**EXERCISE PROMPT**
Tally the lines holding the word "Alpha" and state the count by itself.

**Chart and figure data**

◇ ◇ ◇ ◇

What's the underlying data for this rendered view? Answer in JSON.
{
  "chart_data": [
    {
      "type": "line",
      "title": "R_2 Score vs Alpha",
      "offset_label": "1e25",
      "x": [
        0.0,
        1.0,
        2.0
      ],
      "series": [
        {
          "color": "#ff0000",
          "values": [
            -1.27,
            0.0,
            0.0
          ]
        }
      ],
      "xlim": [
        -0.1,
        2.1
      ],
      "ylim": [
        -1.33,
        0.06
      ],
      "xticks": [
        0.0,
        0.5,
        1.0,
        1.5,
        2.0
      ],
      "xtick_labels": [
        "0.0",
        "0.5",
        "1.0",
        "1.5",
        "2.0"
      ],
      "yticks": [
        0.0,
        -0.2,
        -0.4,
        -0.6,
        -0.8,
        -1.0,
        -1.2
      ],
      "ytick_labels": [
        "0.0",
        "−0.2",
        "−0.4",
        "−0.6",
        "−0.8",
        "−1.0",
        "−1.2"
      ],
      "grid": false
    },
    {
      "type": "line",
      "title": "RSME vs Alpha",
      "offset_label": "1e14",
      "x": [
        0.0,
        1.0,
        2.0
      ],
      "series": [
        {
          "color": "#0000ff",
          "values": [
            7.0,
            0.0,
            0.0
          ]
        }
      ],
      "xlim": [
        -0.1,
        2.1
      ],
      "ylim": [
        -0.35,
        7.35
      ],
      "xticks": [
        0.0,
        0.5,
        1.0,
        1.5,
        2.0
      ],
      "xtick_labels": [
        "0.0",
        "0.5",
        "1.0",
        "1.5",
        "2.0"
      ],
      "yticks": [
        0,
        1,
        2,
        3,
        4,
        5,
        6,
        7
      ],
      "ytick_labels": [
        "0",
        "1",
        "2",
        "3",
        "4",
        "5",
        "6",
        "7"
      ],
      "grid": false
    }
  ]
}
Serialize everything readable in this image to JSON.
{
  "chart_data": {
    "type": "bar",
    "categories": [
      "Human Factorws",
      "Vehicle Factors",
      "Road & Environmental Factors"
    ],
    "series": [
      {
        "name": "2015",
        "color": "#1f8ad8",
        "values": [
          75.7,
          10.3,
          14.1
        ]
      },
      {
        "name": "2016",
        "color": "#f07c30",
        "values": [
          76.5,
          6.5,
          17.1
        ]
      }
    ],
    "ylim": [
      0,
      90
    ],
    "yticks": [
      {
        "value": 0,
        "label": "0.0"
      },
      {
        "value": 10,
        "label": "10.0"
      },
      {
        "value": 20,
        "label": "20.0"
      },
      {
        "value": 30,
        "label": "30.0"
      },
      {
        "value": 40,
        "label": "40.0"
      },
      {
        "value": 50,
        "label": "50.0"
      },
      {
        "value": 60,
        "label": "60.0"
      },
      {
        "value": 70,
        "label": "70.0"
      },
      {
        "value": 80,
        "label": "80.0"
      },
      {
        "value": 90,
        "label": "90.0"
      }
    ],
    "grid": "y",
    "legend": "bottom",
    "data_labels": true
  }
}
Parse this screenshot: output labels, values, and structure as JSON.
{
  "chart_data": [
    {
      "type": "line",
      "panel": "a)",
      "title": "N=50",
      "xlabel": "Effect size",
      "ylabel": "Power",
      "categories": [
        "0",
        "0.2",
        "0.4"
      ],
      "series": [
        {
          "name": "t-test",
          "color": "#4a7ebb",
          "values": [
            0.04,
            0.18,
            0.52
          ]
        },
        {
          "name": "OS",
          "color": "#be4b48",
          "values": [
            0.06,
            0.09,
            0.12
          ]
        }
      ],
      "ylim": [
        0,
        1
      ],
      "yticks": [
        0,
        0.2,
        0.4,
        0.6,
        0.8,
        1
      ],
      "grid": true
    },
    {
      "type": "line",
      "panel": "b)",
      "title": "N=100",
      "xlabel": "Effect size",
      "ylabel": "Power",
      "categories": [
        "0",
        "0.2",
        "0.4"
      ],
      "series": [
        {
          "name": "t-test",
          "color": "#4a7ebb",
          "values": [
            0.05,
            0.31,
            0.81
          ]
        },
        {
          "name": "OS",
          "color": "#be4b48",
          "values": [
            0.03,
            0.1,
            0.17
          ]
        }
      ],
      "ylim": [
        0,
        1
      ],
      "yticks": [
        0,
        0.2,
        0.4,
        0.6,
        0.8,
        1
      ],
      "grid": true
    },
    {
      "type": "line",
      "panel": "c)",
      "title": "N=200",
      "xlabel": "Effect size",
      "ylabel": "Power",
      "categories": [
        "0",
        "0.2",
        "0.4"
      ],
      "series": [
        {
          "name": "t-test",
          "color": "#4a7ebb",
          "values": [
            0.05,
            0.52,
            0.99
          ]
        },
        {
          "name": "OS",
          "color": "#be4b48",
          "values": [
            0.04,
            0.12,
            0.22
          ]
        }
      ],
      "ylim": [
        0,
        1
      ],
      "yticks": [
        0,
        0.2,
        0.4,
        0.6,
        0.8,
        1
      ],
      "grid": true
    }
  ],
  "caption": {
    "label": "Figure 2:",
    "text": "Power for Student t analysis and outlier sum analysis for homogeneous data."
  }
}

◇ ◇ ◇ ◇

**THE COMPLETED TASK**
2